*TASKS AND EXERCISES*.
1) In the Mysuru planning area text below, how many planning districts is the planning area divided into?
2) Rewrite the paragraph that begins "Urban growth and expansion is managed" in the Mysuru planning area text below as a bulleted list, keeping its main facts.

*DOCUMENT SEGMENT*.
Mysuru Local Planning Area is the metropolitan area limit defined in City Development Plan 2031 by Mysore Urban Development Authority. Mysuru Planning Area is divided into 45 planning districts spanning across the Taluks of Mysore, Nanjangud and Srirangapatna of Mandya district. As per City Development Plan 2031, this metropolitan area covers 509sq.km of area and has a population of 1,696,577.

The boundaries of the metropolitan region is described in City Development Plan 2031. The area consists of Mysuru City Corporation area, Nanjangud City Municipal Council, Hootagalli City Municipal Council, Town Panchayats of Bhogadi, Srirampura, Rammanahalli, Kadakola, several villages in Mysuru Taluk, 19 villages in Nanjangud Taluk and 13 villages in Srirangapatna Taluk.

== Administration ==
Urban growth and expansion is managed by the Mysore Urban Development Authority (MUDA), which is headed by a commissioner. Its activities include developing new layouts and roads, town planning and land acquisition. One of the major projects undertaken by MUDA is the creation of an Outer Ring Road to ease traffic congestion. CDP 2031 aims to preserve heritage sites in Mysuru, strengthen economy, balance land use, make city slum free, maintaining and widening of roads and street lighting, develop eco-planning districts with agricultural zones, providing a metro rail system and more. Major proposals in CDP 2031 include decentralization of commercial district, satellite townshipat Jayapura and Yelawala and expansion of airport. CDP 2031 also defines various regulations for different types of buildings and structures for residential, commercial, industrial and other uses.

The local planning area can be divided into 4 parts:

1. Mysuru Urban Agglomeration area consisting of Mysuru City Corporation, Hootagalli City Municipal Council, Bhogadi Town Panchayat, Srirampura Town Panchayat, Rammanahalli Town Panchayat, Kadakola Town Panchayat and Outgrowths.

(Records excerpted from a collection)
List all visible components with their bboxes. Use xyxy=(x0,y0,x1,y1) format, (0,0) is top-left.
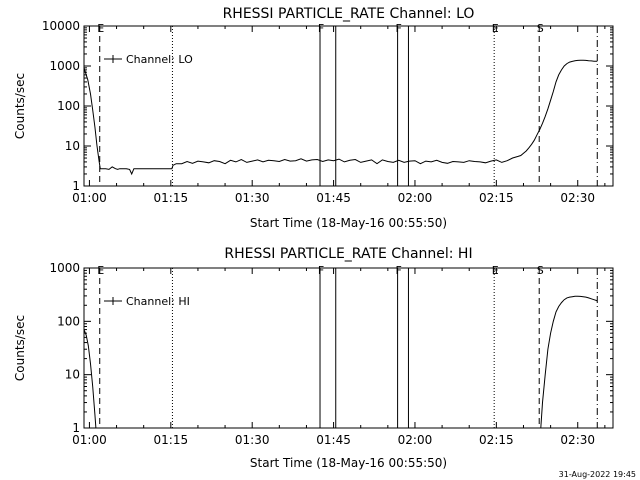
y-tick-label: 1 xyxy=(72,179,80,193)
footer-timestamp: 31-Aug-2022 19:45 xyxy=(559,470,636,479)
event-marker-label: E xyxy=(492,22,499,35)
x-tick-label: 01:30 xyxy=(235,191,270,205)
event-marker-label: F xyxy=(318,22,324,35)
x-tick-label: 02:15 xyxy=(479,433,514,447)
x-tick-label: 02:00 xyxy=(398,191,433,205)
y-tick-label: 100 xyxy=(57,314,80,328)
chart-title: RHESSI PARTICLE_RATE Channel: LO xyxy=(223,6,475,22)
y-axis-label: Counts/sec xyxy=(13,315,27,381)
event-marker-label: E xyxy=(97,264,104,277)
event-marker-label: E xyxy=(97,22,104,35)
y-tick-label: 1000 xyxy=(49,261,80,275)
panel-hi: RHESSI PARTICLE_RATE Channel: HI 01:00 01:… xyxy=(13,246,614,470)
y-tick-label: 1 xyxy=(72,421,80,435)
x-axis-label: Start Time (18-May-16 00:55:50) xyxy=(250,216,447,230)
panel-lo: RHESSI PARTICLE_RATE Channel: LO 01:00 01:… xyxy=(13,6,614,230)
x-tick-label: 02:00 xyxy=(398,433,433,447)
y-tick-label: 100 xyxy=(57,99,80,113)
series-line xyxy=(540,295,598,428)
event-marker-label: F xyxy=(318,264,324,277)
event-marker-label: F xyxy=(395,264,401,277)
x-tick-label: 02:30 xyxy=(560,433,595,447)
x-tick-label: 01:15 xyxy=(154,433,189,447)
x-tick-label: 01:15 xyxy=(154,191,189,205)
event-marker-label: S xyxy=(537,22,544,35)
y-tick-label: 10 xyxy=(65,368,80,382)
x-tick-label: 02:15 xyxy=(479,191,514,205)
series-line xyxy=(84,329,97,428)
chart-title: RHESSI PARTICLE_RATE Channel: HI xyxy=(224,246,472,262)
legend-label: Channel: HI xyxy=(126,295,190,308)
series-line xyxy=(84,59,598,176)
y-tick-label: 1000 xyxy=(49,59,80,73)
event-marker-label: S xyxy=(537,264,544,277)
x-tick-label: 01:45 xyxy=(316,191,351,205)
plot-frame xyxy=(83,25,614,187)
y-tick-label: 10000 xyxy=(42,19,80,33)
x-tick-label: 01:00 xyxy=(72,433,107,447)
x-tick-label: 01:00 xyxy=(72,191,107,205)
event-marker-label: F xyxy=(395,22,401,35)
x-tick-label: 01:30 xyxy=(235,433,270,447)
event-marker-label: E xyxy=(492,264,499,277)
y-axis-label: Counts/sec xyxy=(13,73,27,139)
x-axis-label: Start Time (18-May-16 00:55:50) xyxy=(250,456,447,470)
x-tick-label: 01:45 xyxy=(316,433,351,447)
plot-frame xyxy=(83,267,614,429)
legend-label: Channel: LO xyxy=(126,53,193,66)
y-tick-label: 10 xyxy=(65,139,80,153)
x-tick-label: 02:30 xyxy=(560,191,595,205)
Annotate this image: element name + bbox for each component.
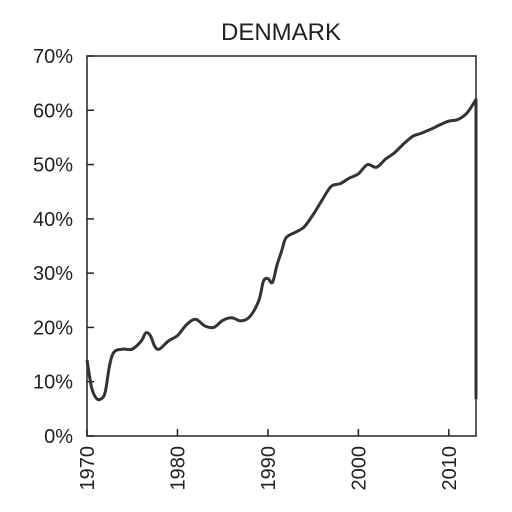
chart-title: DENMARK xyxy=(221,19,341,46)
y-tick-label: 70% xyxy=(33,46,73,68)
y-tick-label: 10% xyxy=(33,372,73,394)
y-tick-label: 30% xyxy=(33,263,73,285)
y-tick-label: 0% xyxy=(44,426,73,448)
y-tick-label: 40% xyxy=(33,209,73,231)
y-tick-label: 20% xyxy=(33,317,73,339)
x-tick-label: 1990 xyxy=(258,446,280,491)
x-axis: 1970 1980 1990 2000 2010 xyxy=(77,429,461,491)
x-tick-label: 2010 xyxy=(439,446,461,491)
x-tick-label: 2000 xyxy=(348,446,370,491)
series-layer xyxy=(85,97,478,402)
y-axis: 0% 10% 20% 30% 40% 50% 60% 70% xyxy=(33,46,94,448)
x-tick-label: 1970 xyxy=(77,446,99,491)
x-tick-label: 1980 xyxy=(167,446,189,491)
y-tick-label: 50% xyxy=(33,155,73,177)
y-tick-label: 60% xyxy=(33,100,73,122)
series-line xyxy=(85,97,478,402)
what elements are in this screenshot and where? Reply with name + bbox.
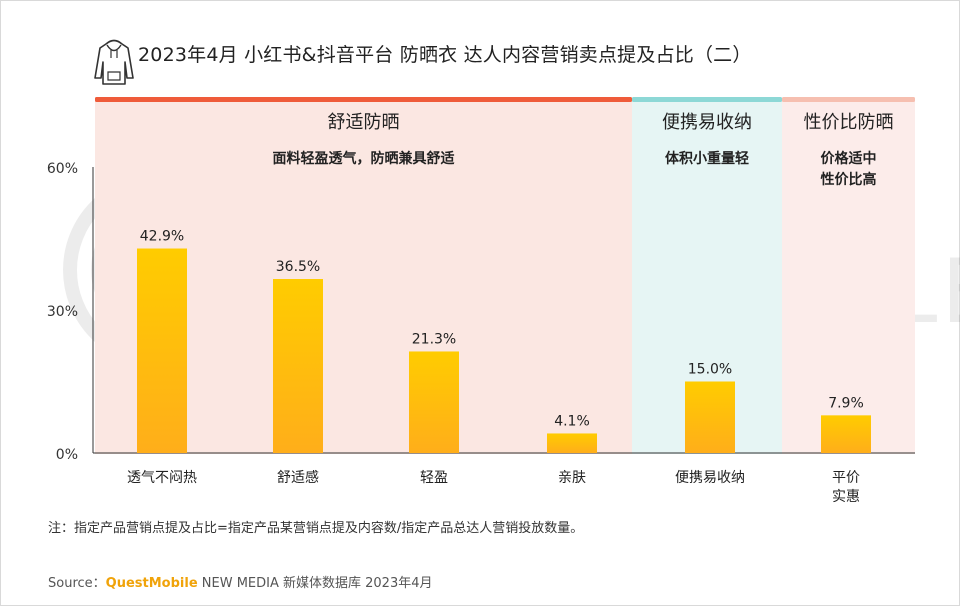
group-header-bar-3 bbox=[782, 97, 915, 102]
x-tick-label: 舒适感 bbox=[277, 469, 319, 486]
x-tick-label: 亲肤 bbox=[558, 470, 586, 486]
y-tick-label: 60% bbox=[47, 161, 78, 177]
group-subtitle-2-1: 体积小重量轻 bbox=[665, 150, 749, 167]
chart-title: 2023年4月 小红书&抖音平台 防晒衣 达人内容营销卖点提及占比（二） bbox=[138, 44, 752, 66]
bar bbox=[137, 248, 187, 453]
x-tick-label: 平价 bbox=[832, 470, 860, 486]
group-subtitle-1-1: 面料轻盈透气，防晒兼具舒适 bbox=[273, 150, 455, 167]
y-tick-label: 30% bbox=[47, 304, 78, 320]
group-subtitle-3-1: 价格适中 bbox=[821, 150, 877, 167]
bar-value-label: 4.1% bbox=[554, 413, 590, 429]
bar bbox=[273, 279, 323, 453]
x-tick-label: 透气不闷热 bbox=[127, 470, 197, 486]
source-brand: QuestMobile bbox=[105, 576, 198, 591]
y-tick-label: 0% bbox=[56, 447, 78, 463]
group-header-bar-2 bbox=[632, 97, 782, 102]
bar-value-label: 15.0% bbox=[688, 362, 732, 378]
bar bbox=[409, 351, 459, 453]
bar-value-label: 36.5% bbox=[276, 259, 320, 275]
source-line: Source：QuestMobile NEW MEDIA 新媒体数据库 2023… bbox=[48, 572, 433, 591]
group-header-bar-1-tail bbox=[605, 97, 632, 102]
group-header-bar-1 bbox=[95, 97, 618, 102]
x-tick-label: 便携易收纳 bbox=[675, 470, 745, 486]
group-subtitle-3-2: 性价比高 bbox=[821, 171, 877, 188]
x-tick-label: 实惠 bbox=[832, 489, 860, 505]
source-label: Source： bbox=[48, 576, 106, 591]
source-rest: NEW MEDIA 新媒体数据库 2023年4月 bbox=[197, 576, 433, 591]
hoodie-icon bbox=[94, 39, 134, 85]
bar bbox=[547, 433, 597, 453]
bar-value-label: 21.3% bbox=[412, 331, 456, 347]
group-title-2: 便携易收纳 bbox=[662, 112, 752, 133]
group-title-3: 性价比防晒 bbox=[804, 112, 894, 133]
bar bbox=[685, 381, 735, 453]
bar-value-label: 42.9% bbox=[140, 229, 184, 245]
bar-value-label: 7.9% bbox=[828, 395, 864, 411]
group-background-3 bbox=[782, 100, 915, 454]
group-title-1: 舒适防晒 bbox=[328, 112, 400, 133]
x-tick-label: 轻盈 bbox=[420, 470, 448, 486]
bar bbox=[821, 415, 871, 453]
chart-note: 注：指定产品营销点提及占比=指定产品某营销点提及内容数/指定产品总达人营销投放数… bbox=[48, 521, 584, 536]
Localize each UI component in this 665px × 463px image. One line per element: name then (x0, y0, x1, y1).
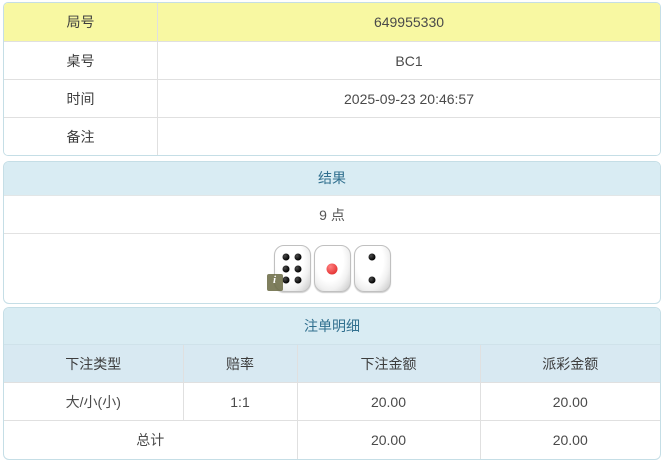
bet-type-cell: 大/小(小) (4, 382, 183, 421)
bets-header-row: 下注类型 赔率 下注金额 派彩金额 (4, 344, 660, 383)
result-points: 9 点 (4, 195, 660, 233)
result-panel: 结果 9 点 i (3, 161, 661, 304)
info-badge-icon[interactable]: i (266, 274, 283, 291)
bet-amount-cell: 20.00 (296, 382, 480, 421)
total-bet-amount: 20.00 (296, 420, 480, 459)
die-3 (353, 245, 391, 292)
col-header-bet-type: 下注类型 (4, 344, 183, 383)
bet-row: 大/小(小) 1:1 20.00 20.00 (4, 382, 660, 421)
info-row-remark: 备注 (4, 117, 660, 155)
dice-image: i (266, 245, 391, 292)
odds-cell: 1:1 (182, 382, 297, 421)
time-value: 2025-09-23 20:46:57 (158, 79, 660, 117)
dice-row: i (4, 233, 660, 303)
total-row: 总计 20.00 20.00 (4, 420, 660, 459)
remark-value (158, 117, 660, 155)
bets-panel-title: 注单明细 (4, 308, 660, 344)
info-row-time: 时间 2025-09-23 20:46:57 (4, 79, 660, 117)
die-2 (313, 245, 351, 292)
info-row-round: 局号 649955330 (4, 3, 660, 41)
col-header-bet-amount: 下注金额 (296, 344, 480, 383)
total-payout-amount: 20.00 (479, 420, 660, 459)
time-label: 时间 (4, 79, 158, 117)
bets-panel: 注单明细 下注类型 赔率 下注金额 派彩金额 大/小(小) 1:1 20.00 … (3, 307, 661, 460)
total-label: 总计 (4, 420, 297, 459)
result-panel-title: 结果 (4, 162, 660, 195)
bets-table: 下注类型 赔率 下注金额 派彩金额 大/小(小) 1:1 20.00 20.00… (4, 344, 660, 459)
game-info-table: 局号 649955330 桌号 BC1 时间 2025-09-23 20:46:… (3, 2, 661, 156)
info-row-table: 桌号 BC1 (4, 41, 660, 79)
payout-amount-cell: 20.00 (479, 382, 660, 421)
col-header-odds: 赔率 (182, 344, 297, 383)
col-header-payout-amount: 派彩金额 (479, 344, 660, 383)
remark-label: 备注 (4, 117, 158, 155)
round-number-value: 649955330 (158, 3, 660, 41)
table-number-label: 桌号 (4, 41, 158, 79)
round-number-label: 局号 (4, 3, 158, 41)
table-number-value: BC1 (158, 41, 660, 79)
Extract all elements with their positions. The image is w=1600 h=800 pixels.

*SOLVED PROBLEMS*.
1) 45 planning districts.

2)
- Urban growth and expansion are managed by the Mysore Urban Development Authority (MUDA), headed by a commissioner.
- MUDA develops new layouts and roads and handles town planning and land acquisition.
- A major MUDA project is an Outer Ring Road to ease traffic congestion.
- CDP 2031 aims to:
  - preserve heritage sites
  - strengthen the economy
  - balance land use
  - make the city slum free
  - maintain and widen roads and street lighting
  - develop eco-planning districts with agricultural zones
  - provide a metro rail system
- Major proposals in CDP 2031:
  - decentralizing the commercial district
  - a satellite township at Jayapura and Yelawala
  - expanding the airport
- CDP 2031 sets regulations for residential, commercial, industrial and other buildings and structures.